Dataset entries
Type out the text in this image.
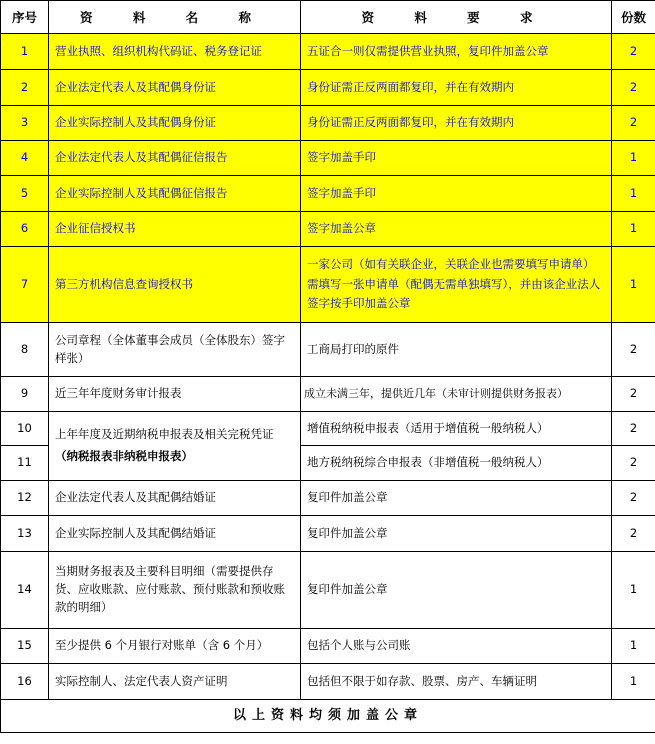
序号	资 料 名 称	资 料 要 求	份数
1	营业执照、组织机构代码证、税务登记证	五证合一则仅需提供营业执照，复印件加盖公章	2
2	企业法定代表人及其配偶身份证	身份证需正反两面都复印，并在有效期内	2
3	企业实际控制人及其配偶身份证	身份证需正反两面都复印，并在有效期内	2
4	企业法定代表人及其配偶征信报告	签字加盖手印	1
5	企业实际控制人及其配偶征信报告	签字加盖手印	1
6	企业征信授权书	签字加盖公章	1
7	第三方机构信息查询授权书	一家公司（如有关联企业，关联企业也需要填写申请单）需填写一张申请单（配偶无需单独填写），并由该企业法人签字按手印加盖公章	1
8	公司章程（全体董事会成员（全体股东）签字样张）	工商局打印的原件	2
9	近三年年度财务审计报表	成立未满三年，提供近几年（未审计则提供财务报表）	2
10	上年年度及近期纳税申报表及相关完税凭证（纳税报表非纳税申报表）	增值税纳税申报表（适用于增值税一般纳税人）	2
11		地方税纳税综合申报表（非增值税一般纳税人）	2
12	企业法定代表人及其配偶结婚证	复印件加盖公章	2
13	企业实际控制人及其配偶结婚证	复印件加盖公章	2
14	当期财务报表及主要科目明细（需要提供存货、应收账款、应付账款、预付账款和预收账款的明细）	复印件加盖公章	1
15	至少提供 6 个月银行对账单（含 6 个月）	包括个人账与公司账	1
16	实际控制人、法定代表人资产证明	包括但不限于如存款、股票、房产、车辆证明	1
以上资料均须加盖公章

Task =>
Above are the records; reproduce them exactly and leave out the pictures.

Response to this exercise =>
Type out the text in this image.
序号	资 料 名 称	资 料 要 求	份数
1	营业执照、组织机构代码证、税务登记证	五证合一则仅需提供营业执照，复印件加盖公章	2
2	企业法定代表人及其配偶身份证	身份证需正反两面都复印，并在有效期内	2
3	企业实际控制人及其配偶身份证	身份证需正反两面都复印，并在有效期内	2
4	企业法定代表人及其配偶征信报告	签字加盖手印	1
5	企业实际控制人及其配偶征信报告	签字加盖手印	1
6	企业征信授权书	签字加盖公章	1
7	第三方机构信息查询授权书	一家公司（如有关联企业，关联企业也需要填写申请单）需填写一张申请单（配偶无需单独填写），并由该企业法人签字按手印加盖公章	1
8	公司章程（全体董事会成员（全体股东）签字样张）	工商局打印的原件	2
9	近三年年度财务审计报表	成立未满三年，提供近几年（未审计则提供财务报表）	2
10	上年年度及近期纳税申报表及相关完税凭证（纳税报表非纳税申报表）	增值税纳税申报表（适用于增值税一般纳税人）	2
11		地方税纳税综合申报表（非增值税一般纳税人）	2
12	企业法定代表人及其配偶结婚证	复印件加盖公章	2
13	企业实际控制人及其配偶结婚证	复印件加盖公章	2
14	当期财务报表及主要科目明细（需要提供存货、应收账款、应付账款、预付账款和预收账款的明细）	复印件加盖公章	1
15	至少提供 6 个月银行对账单（含 6 个月）	包括个人账与公司账	1
16	实际控制人、法定代表人资产证明	包括但不限于如存款、股票、房产、车辆证明	1
以上资料均须加盖公章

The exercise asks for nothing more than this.